● **Problem to solve**: Present each line of the entries below that holds the word "this".
::::::::::
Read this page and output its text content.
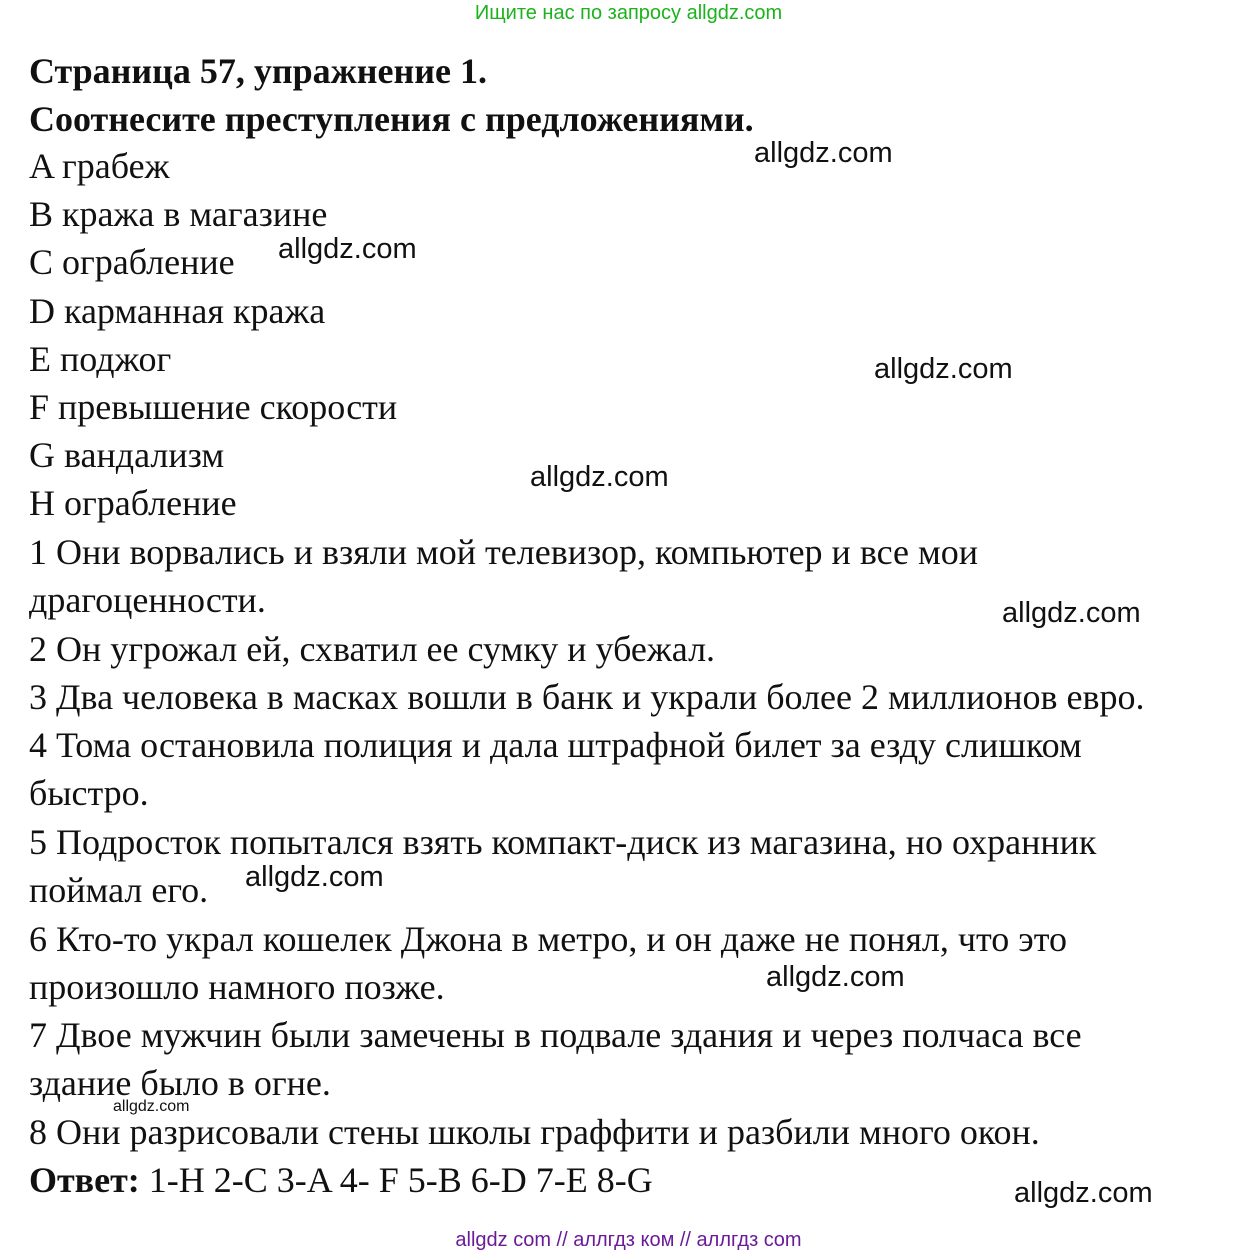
Ищите нас по запросу allgdz.com
Страница 57, упражнение 1.
Соотнесите преступления с предложениями.
A грабеж
B кража в магазине
C ограбление
D карманная кража
E поджог
F превышение скорости
G вандализм
H ограбление
1 Они ворвались и взяли мой телевизор, компьютер и все мои
драгоценности.
2 Он угрожал ей, схватил ее сумку и убежал.
3 Два человека в масках вошли в банк и украли более 2 миллионов евро.
4 Тома остановила полиция и дала штрафной билет за езду слишком
быстро.
5 Подросток попытался взять компакт-диск из магазина, но охранник
поймал его.
6 Кто-то украл кошелек Джона в метро, и он даже не понял, что это
произошло намного позже.
7 Двое мужчин были замечены в подвале здания и через полчаса все
здание было в огне.
8 Они разрисовали стены школы граффити и разбили много окон.
Ответ: 1-H 2-C 3-A 4- F 5-B 6-D 7-E 8-G
allgdz.com
allgdz.com
allgdz.com
allgdz.com
allgdz.com
allgdz.com
allgdz.com
allgdz.com
allgdz.com
allgdz com // аллгдз ком // аллгдз com
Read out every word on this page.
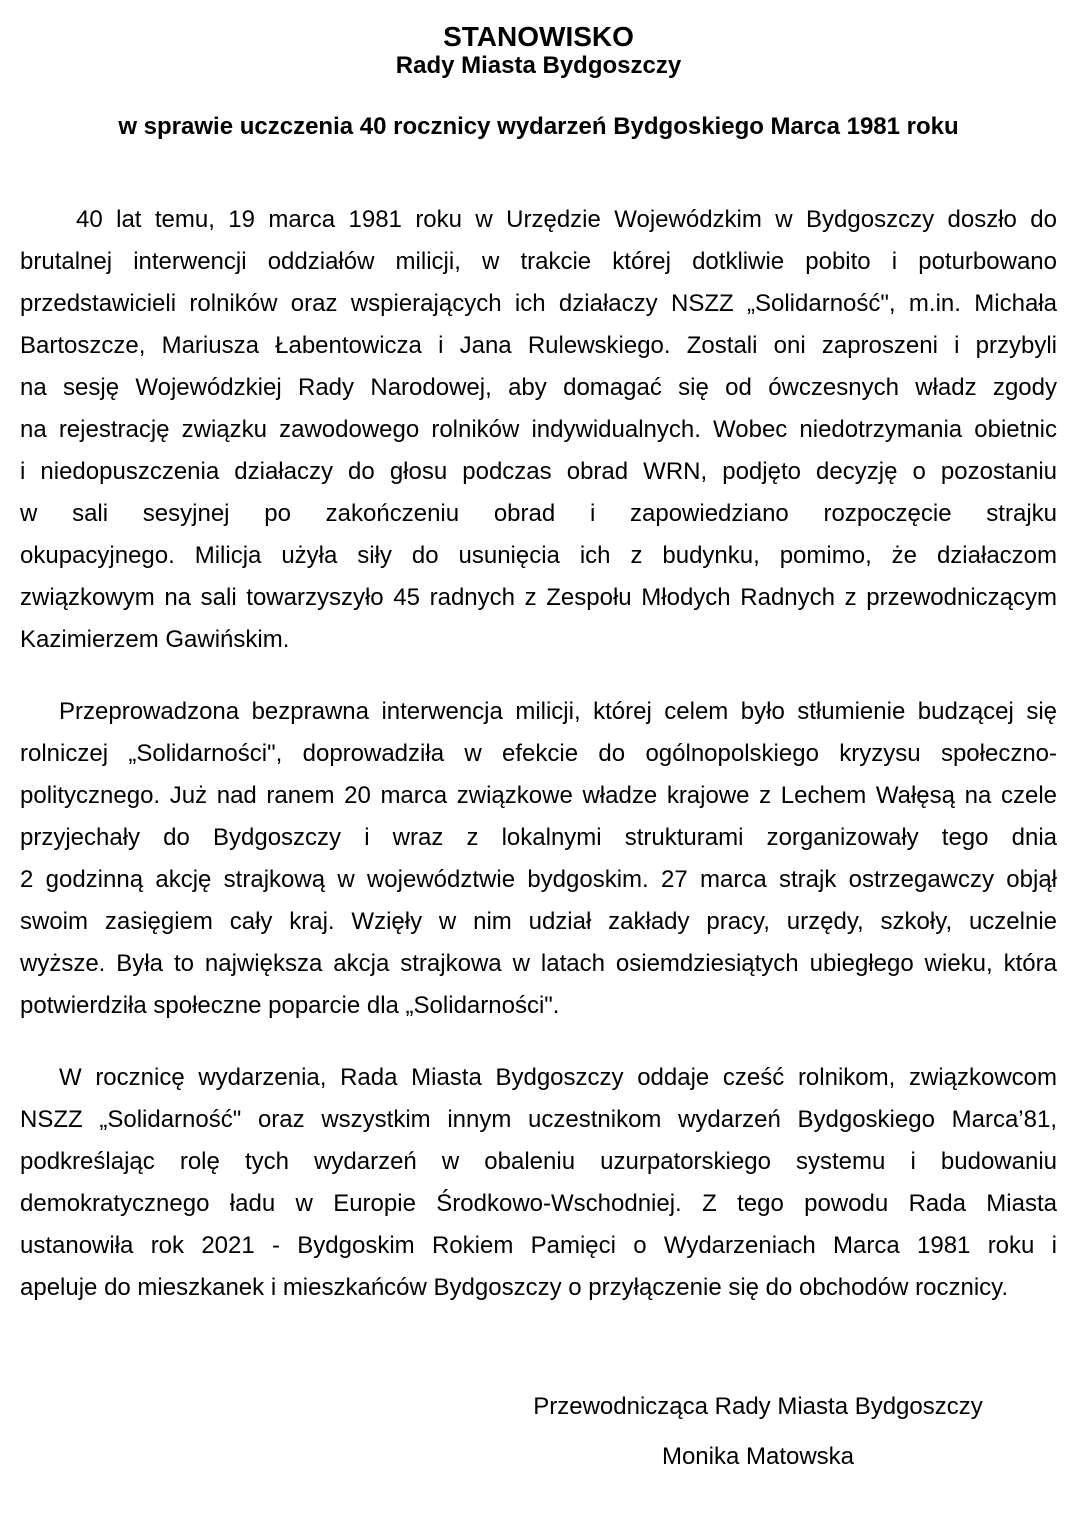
STANOWISKO
Rady Miasta Bydgoszczy
w sprawie uczczenia 40 rocznicy wydarzeń Bydgoskiego Marca 1981 roku
40 lat temu, 19 marca 1981 roku w Urzędzie Wojewódzkim w Bydgoszczy doszło do
brutalnej interwencji oddziałów milicji, w trakcie której dotkliwie pobito i poturbowano
przedstawicieli rolników oraz wspierających ich działaczy NSZZ „Solidarność", m.in. Michała
Bartoszcze, Mariusza Łabentowicza i Jana Rulewskiego. Zostali oni zaproszeni i przybyli
na sesję Wojewódzkiej Rady Narodowej, aby domagać się od ówczesnych władz zgody
na rejestrację związku zawodowego rolników indywidualnych. Wobec niedotrzymania obietnic
i niedopuszczenia działaczy do głosu podczas obrad WRN, podjęto decyzję o pozostaniu
w sali sesyjnej po zakończeniu obrad i zapowiedziano rozpoczęcie strajku
okupacyjnego. Milicja użyła siły do usunięcia ich z budynku, pomimo, że działaczom
związkowym na sali towarzyszyło 45 radnych z Zespołu Młodych Radnych z przewodniczącym
Kazimierzem Gawińskim.
Przeprowadzona bezprawna interwencja milicji, której celem było stłumienie budzącej się
rolniczej „Solidarności", doprowadziła w efekcie do ogólnopolskiego kryzysu społeczno-
politycznego. Już nad ranem 20 marca związkowe władze krajowe z Lechem Wałęsą na czele
przyjechały do Bydgoszczy i wraz z lokalnymi strukturami zorganizowały tego dnia
2 godzinną akcję strajkową w województwie bydgoskim. 27 marca strajk ostrzegawczy objął
swoim zasięgiem cały kraj. Wzięły w nim udział zakłady pracy, urzędy, szkoły, uczelnie
wyższe. Była to największa akcja strajkowa w latach osiemdziesiątych ubiegłego wieku, która
potwierdziła społeczne poparcie dla „Solidarności".
W rocznicę wydarzenia, Rada Miasta Bydgoszczy oddaje cześć rolnikom, związkowcom
NSZZ „Solidarność" oraz wszystkim innym uczestnikom wydarzeń Bydgoskiego Marca’81,
podkreślając rolę tych wydarzeń w obaleniu uzurpatorskiego systemu i budowaniu
demokratycznego ładu w Europie Środkowo-Wschodniej. Z tego powodu Rada Miasta
ustanowiła rok 2021 - Bydgoskim Rokiem Pamięci o Wydarzeniach Marca 1981 roku i
apeluje do mieszkanek i mieszkańców Bydgoszczy o przyłączenie się do obchodów rocznicy.
Przewodnicząca Rady Miasta Bydgoszczy
Monika Matowska
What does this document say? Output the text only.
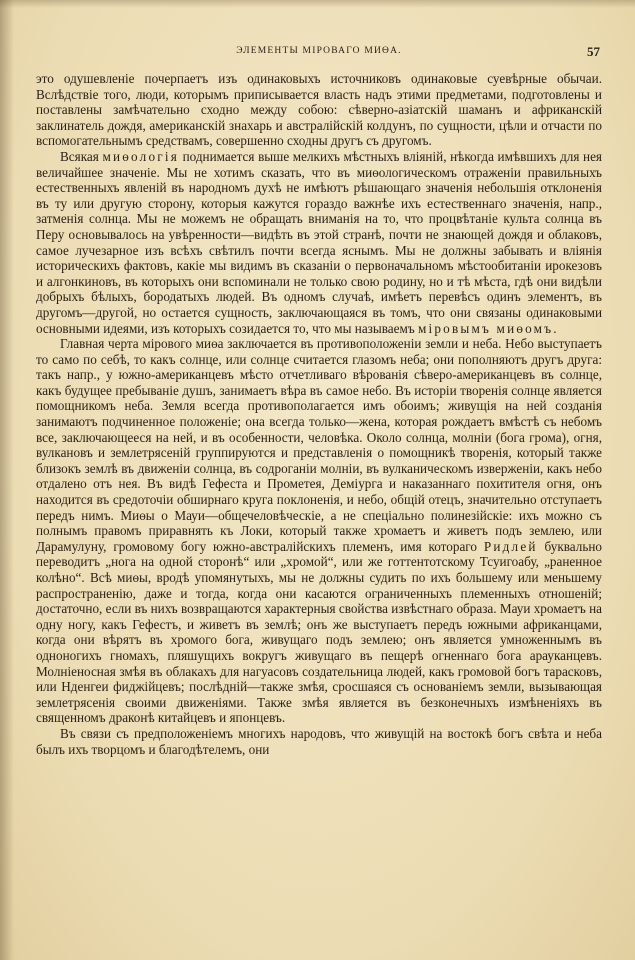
ЭЛЕМЕНТЫ МІРОВАГО МИѲА.	57

это одушевленіе почерпаетъ изъ одинаковыхъ источниковъ одинаковые суевѣрные обычаи. Вслѣдствіе того, люди, которымъ приписывается власть надъ этими предметами, подготовлены и поставлены замѣчательно сходно между собою: сѣверно-азіатскій шаманъ и африканскій заклинатель дождя, американскій знахарь и австралійскій колдунъ, по сущности, цѣли и отчасти по вспомогательнымъ средствамъ, совершенно сходны другъ съ другомъ.

Всякая миѳологія поднимается выше мелкихъ мѣстныхъ вліяній, нѣкогда имѣвшихъ для нея величайшее значеніе. Мы не хотимъ сказать, что въ миѳологическомъ отраженіи правильныхъ естественныхъ явленій въ народномъ духѣ не имѣютъ рѣшающаго значенія небольшія отклоненія въ ту или другую сторону, которыя кажутся гораздо важнѣе ихъ естественнаго значенія, напр., затменія солнца. Мы не можемъ не обращать вниманія на то, что процвѣтаніе культа солнца въ Перу основывалось на увѣренности—видѣть въ этой странѣ, почти не знающей дождя и облаковъ, самое лучезарное изъ всѣхъ свѣтилъ почти всегда яснымъ. Мы не должны забывать и вліянія историческихъ фактовъ, какіе мы видимъ въ сказаніи о первоначальномъ мѣстообитаніи ирокезовъ и алгонкиновъ, въ которыхъ они вспоминали не только свою родину, но и тѣ мѣста, гдѣ они видѣли добрыхъ бѣлыхъ, бородатыхъ людей. Въ одномъ случаѣ, имѣетъ перевѣсъ одинъ элементъ, въ другомъ—другой, но остается сущность, заключающаяся въ томъ, что они связаны одинаковыми основными идеями, изъ которыхъ созидается то, что мы называемъ міровымъ миѳомъ.

Главная черта мірового миѳа заключается въ противоположеніи земли и неба. Небо выступаетъ то само по себѣ, то какъ солнце, или солнце считается глазомъ неба; они пополняютъ другъ друга: такъ напр., у южно-американцевъ мѣсто отчетливаго вѣрованія сѣверо-американцевъ въ солнце, какъ будущее пребываніе душъ, занимаетъ вѣра въ самое небо. Въ исторіи творенія солнце является помощникомъ неба. Земля всегда противополагается имъ обоимъ; живущія на ней созданія занимаютъ подчиненное положеніе; она всегда только—жена, которая рождаетъ вмѣстѣ съ небомъ все, заключающееся на ней, и въ особенности, человѣка. Около солнца, молніи (бога грома), огня, вулкановъ и землетрясеній группируются и представленія о помощникѣ творенія, который также близокъ землѣ въ движеніи солнца, въ содроганіи молніи, въ вулканическомъ изверженіи, какъ небо отдалено отъ нея. Въ видѣ Гефеста и Прометея, Деміурга и наказаннаго похитителя огня, онъ находится въ средоточіи обширнаго круга поклоненія, и небо, общій отецъ, значительно отступаетъ передъ нимъ. Миѳы о Мауи—общечеловѣческіе, а не спеціально полинезійскіе: ихъ можно съ полнымъ правомъ приравнять къ Локи, который также хромаетъ и живетъ подъ землею, или Дарамулуну, громовому богу южно-австралійскихъ племенъ, имя котораго Ридлей буквально переводитъ „нога на одной сторонѣ“ или „хромой“, или же готтентотскому Тсуигоабу, „раненное колѣно“. Всѣ миѳы, вродѣ упомянутыхъ, мы не должны судить по ихъ большему или меньшему распространенію, даже и тогда, когда они касаются ограниченныхъ племенныхъ отношеній; достаточно, если въ нихъ возвращаются характерныя свойства извѣстнаго образа. Мауи хромаетъ на одну ногу, какъ Гефестъ, и живетъ въ землѣ; онъ же выступаетъ передъ южными африканцами, когда они вѣрятъ въ хромого бога, живущаго подъ землею; онъ является умноженнымъ въ одноногихъ гномахъ, пляшущихъ вокругъ живущаго въ пещерѣ огненнаго бога арауканцевъ. Молніеносная змѣя въ облакахъ для нагуасовъ создательница людей, какъ громовой богъ тарасковъ, или Нденгеи фиджійцевъ; послѣдній—также змѣя, сросшаяся съ основаніемъ земли, вызывающая землетрясенія своими движеніями. Также змѣя является въ безконечныхъ измѣненіяхъ въ священномъ драконѣ китайцевъ и японцевъ.

Въ связи съ предположеніемъ многихъ народовъ, что живущій на востокѣ богъ свѣта и неба былъ ихъ творцомъ и благодѣтелемъ, они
::::::::::
● **Task response**:
Read this page and output its text content.
Read out every word on this page.
What does this document say? Output the text only.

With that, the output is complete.